## BEGIN

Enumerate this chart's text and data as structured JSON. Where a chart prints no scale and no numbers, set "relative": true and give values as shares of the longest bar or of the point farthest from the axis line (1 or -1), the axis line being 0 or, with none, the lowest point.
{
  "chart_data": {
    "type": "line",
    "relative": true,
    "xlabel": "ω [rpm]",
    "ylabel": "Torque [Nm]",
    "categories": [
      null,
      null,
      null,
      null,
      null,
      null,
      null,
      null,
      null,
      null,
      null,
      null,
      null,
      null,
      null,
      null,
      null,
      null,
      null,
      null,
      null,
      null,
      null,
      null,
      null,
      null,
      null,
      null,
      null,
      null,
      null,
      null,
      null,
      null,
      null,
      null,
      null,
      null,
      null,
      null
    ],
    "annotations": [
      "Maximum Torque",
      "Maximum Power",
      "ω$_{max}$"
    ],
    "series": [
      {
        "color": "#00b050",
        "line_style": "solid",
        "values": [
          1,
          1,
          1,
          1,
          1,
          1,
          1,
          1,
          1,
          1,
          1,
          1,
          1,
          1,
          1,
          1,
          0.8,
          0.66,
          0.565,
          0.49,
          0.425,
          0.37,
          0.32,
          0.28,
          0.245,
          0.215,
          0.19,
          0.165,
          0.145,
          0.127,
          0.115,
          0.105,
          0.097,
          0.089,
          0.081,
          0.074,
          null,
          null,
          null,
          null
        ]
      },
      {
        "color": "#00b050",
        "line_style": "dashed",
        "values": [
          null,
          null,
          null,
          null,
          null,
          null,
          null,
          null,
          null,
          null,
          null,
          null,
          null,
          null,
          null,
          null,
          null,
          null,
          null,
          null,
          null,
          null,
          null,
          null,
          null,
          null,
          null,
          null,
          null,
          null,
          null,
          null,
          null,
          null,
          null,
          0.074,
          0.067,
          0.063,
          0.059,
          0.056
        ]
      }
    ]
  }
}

## END

(EXERCISE)
Transcribe the material exactly as it reads.

(SOLUTION TO THIS PROBLEM)
Enumerate this chart's text and data as structured JSON. Where a chart prints no scale and no numbers, set "relative": true and give values as shares of the longest bar or of the point farthest from the axis line (1 or -1), the axis line being 0 or, with none, the lowest point.
{
  "chart_data": {
    "type": "line",
    "relative": true,
    "xlabel": "ω [rpm]",
    "ylabel": "Torque [Nm]",
    "categories": [
      null,
      null,
      null,
      null,
      null,
      null,
      null,
      null,
      null,
      null,
      null,
      null,
      null,
      null,
      null,
      null,
      null,
      null,
      null,
      null,
      null,
      null,
      null,
      null,
      null,
      null,
      null,
      null,
      null,
      null,
      null,
      null,
      null,
      null,
      null,
      null,
      null,
      null,
      null,
      null
    ],
    "annotations": [
      "Maximum Torque",
      "Maximum Power",
      "ω$_{max}$"
    ],
    "series": [
      {
        "color": "#00b050",
        "line_style": "solid",
        "values": [
          1,
          1,
          1,
          1,
          1,
          1,
          1,
          1,
          1,
          1,
          1,
          1,
          1,
          1,
          1,
          1,
          0.8,
          0.66,
          0.565,
          0.49,
          0.425,
          0.37,
          0.32,
          0.28,
          0.245,
          0.215,
          0.19,
          0.165,
          0.145,
          0.127,
          0.115,
          0.105,
          0.097,
          0.089,
          0.081,
          0.074,
          null,
          null,
          null,
          null
        ]
      },
      {
        "color": "#00b050",
        "line_style": "dashed",
        "values": [
          null,
          null,
          null,
          null,
          null,
          null,
          null,
          null,
          null,
          null,
          null,
          null,
          null,
          null,
          null,
          null,
          null,
          null,
          null,
          null,
          null,
          null,
          null,
          null,
          null,
          null,
          null,
          null,
          null,
          null,
          null,
          null,
          null,
          null,
          null,
          0.074,
          0.067,
          0.063,
          0.059,
          0.056
        ]
      }
    ]
  }
}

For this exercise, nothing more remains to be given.